**INPUT DATA**
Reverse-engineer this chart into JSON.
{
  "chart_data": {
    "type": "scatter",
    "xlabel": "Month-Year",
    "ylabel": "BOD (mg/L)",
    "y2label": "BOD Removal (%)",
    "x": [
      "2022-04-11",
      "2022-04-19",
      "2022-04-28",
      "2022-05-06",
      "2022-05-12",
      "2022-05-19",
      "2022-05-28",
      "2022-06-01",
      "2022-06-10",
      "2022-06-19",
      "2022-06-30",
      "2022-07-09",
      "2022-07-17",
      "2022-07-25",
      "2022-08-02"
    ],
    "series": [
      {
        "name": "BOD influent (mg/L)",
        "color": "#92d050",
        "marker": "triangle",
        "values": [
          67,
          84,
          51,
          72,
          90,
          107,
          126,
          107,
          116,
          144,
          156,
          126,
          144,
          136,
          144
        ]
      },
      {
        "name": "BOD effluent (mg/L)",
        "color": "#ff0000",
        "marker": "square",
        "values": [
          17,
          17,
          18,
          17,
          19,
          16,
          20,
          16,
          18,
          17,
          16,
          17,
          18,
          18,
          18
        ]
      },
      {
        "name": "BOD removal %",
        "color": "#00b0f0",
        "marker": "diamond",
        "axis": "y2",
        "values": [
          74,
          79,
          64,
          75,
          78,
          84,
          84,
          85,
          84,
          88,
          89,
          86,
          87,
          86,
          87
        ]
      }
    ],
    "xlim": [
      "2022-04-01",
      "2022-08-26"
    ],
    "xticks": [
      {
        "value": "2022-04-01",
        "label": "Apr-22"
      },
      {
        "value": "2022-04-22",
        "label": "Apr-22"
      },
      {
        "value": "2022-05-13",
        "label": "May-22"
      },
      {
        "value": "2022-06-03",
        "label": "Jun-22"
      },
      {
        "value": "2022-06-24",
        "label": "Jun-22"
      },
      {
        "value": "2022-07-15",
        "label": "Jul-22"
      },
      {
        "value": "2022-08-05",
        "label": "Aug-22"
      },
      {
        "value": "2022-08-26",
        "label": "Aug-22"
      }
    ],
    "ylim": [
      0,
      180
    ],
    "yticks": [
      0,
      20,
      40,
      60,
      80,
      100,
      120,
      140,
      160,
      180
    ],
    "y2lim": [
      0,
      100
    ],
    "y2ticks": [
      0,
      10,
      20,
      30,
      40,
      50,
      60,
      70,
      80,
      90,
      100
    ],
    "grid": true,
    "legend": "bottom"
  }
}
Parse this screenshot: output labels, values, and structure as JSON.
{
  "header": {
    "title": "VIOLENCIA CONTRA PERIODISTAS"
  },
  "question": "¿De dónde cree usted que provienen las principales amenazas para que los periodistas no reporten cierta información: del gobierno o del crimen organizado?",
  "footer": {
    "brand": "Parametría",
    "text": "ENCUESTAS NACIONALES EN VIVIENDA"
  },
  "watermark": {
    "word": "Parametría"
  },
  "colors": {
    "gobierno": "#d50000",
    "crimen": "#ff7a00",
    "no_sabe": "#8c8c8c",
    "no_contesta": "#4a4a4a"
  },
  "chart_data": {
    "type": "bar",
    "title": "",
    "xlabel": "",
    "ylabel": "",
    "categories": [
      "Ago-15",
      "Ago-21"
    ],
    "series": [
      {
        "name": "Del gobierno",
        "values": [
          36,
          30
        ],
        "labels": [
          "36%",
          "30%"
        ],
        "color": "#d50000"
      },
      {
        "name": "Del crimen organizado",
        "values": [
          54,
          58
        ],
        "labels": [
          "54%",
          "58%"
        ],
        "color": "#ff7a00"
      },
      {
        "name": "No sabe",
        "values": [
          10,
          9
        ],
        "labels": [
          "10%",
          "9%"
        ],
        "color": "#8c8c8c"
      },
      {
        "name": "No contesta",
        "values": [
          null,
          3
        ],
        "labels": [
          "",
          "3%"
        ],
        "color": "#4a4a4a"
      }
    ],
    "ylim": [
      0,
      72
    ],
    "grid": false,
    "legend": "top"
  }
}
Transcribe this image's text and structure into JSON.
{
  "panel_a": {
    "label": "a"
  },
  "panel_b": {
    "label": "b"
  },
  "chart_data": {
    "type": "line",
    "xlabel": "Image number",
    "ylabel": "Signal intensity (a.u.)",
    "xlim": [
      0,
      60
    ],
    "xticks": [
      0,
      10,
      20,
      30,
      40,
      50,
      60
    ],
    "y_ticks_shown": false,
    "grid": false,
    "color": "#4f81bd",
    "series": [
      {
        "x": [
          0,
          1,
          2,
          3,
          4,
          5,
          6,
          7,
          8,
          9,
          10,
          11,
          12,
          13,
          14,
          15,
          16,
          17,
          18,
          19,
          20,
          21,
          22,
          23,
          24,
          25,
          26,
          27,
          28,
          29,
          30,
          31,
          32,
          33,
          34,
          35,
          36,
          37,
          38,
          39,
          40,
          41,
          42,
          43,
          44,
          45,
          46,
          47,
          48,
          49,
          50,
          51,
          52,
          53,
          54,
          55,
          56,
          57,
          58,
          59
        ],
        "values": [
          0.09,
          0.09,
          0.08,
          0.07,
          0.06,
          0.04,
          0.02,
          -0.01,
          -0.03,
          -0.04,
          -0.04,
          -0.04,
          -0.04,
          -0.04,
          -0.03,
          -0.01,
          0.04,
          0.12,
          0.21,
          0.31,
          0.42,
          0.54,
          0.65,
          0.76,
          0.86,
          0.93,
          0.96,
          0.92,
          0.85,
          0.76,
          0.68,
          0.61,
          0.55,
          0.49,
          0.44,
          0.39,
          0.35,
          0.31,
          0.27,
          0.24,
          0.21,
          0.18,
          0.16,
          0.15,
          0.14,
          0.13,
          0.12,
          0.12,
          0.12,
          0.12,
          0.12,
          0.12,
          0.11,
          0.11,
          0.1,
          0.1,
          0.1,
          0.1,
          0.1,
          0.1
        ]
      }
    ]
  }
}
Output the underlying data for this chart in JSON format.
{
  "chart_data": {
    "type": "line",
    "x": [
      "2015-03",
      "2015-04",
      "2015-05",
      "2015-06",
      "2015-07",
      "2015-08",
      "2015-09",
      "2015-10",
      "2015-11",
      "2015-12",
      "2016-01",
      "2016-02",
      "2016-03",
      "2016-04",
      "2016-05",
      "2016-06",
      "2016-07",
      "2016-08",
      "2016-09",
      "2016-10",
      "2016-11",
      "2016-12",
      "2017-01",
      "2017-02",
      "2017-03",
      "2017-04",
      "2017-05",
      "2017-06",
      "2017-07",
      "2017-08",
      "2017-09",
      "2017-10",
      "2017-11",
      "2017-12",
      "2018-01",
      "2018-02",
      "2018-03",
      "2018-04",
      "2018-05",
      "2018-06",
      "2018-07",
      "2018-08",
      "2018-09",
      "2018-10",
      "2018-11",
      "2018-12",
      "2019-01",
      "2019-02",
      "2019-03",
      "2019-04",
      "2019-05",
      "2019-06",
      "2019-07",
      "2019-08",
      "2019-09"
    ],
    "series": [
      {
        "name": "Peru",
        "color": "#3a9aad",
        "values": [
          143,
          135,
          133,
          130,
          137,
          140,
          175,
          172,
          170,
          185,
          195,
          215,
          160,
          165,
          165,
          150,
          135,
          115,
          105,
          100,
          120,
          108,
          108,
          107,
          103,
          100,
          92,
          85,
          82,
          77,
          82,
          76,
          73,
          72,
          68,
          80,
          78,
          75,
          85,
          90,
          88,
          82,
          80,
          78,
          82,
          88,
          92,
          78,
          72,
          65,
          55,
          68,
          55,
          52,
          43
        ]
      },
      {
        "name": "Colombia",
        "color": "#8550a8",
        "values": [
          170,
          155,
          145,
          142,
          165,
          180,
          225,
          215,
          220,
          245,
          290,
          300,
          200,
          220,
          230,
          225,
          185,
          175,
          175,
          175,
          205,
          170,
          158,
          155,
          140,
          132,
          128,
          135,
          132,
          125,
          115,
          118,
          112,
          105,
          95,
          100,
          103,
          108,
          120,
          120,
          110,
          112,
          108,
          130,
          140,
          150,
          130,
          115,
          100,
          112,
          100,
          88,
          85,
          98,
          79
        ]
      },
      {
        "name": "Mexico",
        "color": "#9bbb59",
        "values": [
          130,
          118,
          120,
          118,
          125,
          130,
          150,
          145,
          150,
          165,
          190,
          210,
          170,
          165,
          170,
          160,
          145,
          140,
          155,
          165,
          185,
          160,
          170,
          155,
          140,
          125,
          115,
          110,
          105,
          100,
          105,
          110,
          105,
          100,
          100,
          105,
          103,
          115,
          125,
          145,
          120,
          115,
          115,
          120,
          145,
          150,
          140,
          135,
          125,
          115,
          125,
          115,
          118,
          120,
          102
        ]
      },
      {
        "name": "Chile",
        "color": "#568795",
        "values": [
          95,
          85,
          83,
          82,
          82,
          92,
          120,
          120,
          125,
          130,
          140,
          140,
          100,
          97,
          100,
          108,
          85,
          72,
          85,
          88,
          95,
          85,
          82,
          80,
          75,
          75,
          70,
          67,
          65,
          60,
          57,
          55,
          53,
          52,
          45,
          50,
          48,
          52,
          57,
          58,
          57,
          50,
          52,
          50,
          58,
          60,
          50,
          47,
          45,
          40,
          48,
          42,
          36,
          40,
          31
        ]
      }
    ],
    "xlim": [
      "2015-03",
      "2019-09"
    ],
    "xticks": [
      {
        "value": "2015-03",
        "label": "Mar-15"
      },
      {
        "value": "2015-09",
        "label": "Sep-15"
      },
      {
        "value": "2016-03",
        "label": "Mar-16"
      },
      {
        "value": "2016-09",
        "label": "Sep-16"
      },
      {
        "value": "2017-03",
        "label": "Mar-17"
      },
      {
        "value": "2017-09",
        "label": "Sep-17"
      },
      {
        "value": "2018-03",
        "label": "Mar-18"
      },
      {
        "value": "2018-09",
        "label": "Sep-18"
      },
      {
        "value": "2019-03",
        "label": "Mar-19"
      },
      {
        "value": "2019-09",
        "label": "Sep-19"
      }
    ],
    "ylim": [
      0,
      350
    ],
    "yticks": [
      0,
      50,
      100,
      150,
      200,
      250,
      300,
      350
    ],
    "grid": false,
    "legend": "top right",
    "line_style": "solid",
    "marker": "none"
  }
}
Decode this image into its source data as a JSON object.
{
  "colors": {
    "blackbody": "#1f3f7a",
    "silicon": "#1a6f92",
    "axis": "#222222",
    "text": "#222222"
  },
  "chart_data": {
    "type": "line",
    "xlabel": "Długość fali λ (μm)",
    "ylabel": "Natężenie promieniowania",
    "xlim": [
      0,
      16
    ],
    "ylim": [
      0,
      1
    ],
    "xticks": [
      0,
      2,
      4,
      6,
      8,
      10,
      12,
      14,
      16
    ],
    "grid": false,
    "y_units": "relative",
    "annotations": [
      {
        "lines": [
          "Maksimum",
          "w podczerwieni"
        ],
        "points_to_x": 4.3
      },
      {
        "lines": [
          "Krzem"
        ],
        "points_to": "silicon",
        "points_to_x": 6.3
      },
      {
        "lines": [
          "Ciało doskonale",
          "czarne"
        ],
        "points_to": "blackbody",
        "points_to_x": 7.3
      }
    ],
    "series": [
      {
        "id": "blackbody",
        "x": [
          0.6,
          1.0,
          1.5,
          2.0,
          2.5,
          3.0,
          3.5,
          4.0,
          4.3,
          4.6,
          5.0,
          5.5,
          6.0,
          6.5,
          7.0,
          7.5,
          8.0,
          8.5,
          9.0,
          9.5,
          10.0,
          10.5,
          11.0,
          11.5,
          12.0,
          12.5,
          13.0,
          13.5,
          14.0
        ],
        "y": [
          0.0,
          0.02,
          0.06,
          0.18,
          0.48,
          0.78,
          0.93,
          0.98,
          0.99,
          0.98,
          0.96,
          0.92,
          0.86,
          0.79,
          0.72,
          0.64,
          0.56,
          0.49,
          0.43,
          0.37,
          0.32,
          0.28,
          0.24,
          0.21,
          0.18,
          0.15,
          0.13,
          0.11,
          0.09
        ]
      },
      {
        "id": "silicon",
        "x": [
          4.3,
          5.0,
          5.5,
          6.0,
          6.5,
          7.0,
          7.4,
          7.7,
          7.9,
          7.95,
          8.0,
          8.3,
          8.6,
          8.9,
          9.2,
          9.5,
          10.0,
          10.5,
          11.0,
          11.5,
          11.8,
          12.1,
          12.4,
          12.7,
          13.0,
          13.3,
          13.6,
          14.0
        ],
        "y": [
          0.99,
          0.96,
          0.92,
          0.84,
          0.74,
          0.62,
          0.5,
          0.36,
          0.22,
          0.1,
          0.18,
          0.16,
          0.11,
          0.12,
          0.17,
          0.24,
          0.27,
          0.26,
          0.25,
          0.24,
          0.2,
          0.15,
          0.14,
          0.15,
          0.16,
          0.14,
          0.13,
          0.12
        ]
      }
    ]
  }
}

**CHALLENGE**
Pick out all lines containing the string "ylabel".

**OUTPUT**
    "ylabel": "BOD (mg/L)",
    "ylabel": "",
    "ylabel": "Signal intensity (a.u.)",
    "ylabel": "Natężenie promieniowania",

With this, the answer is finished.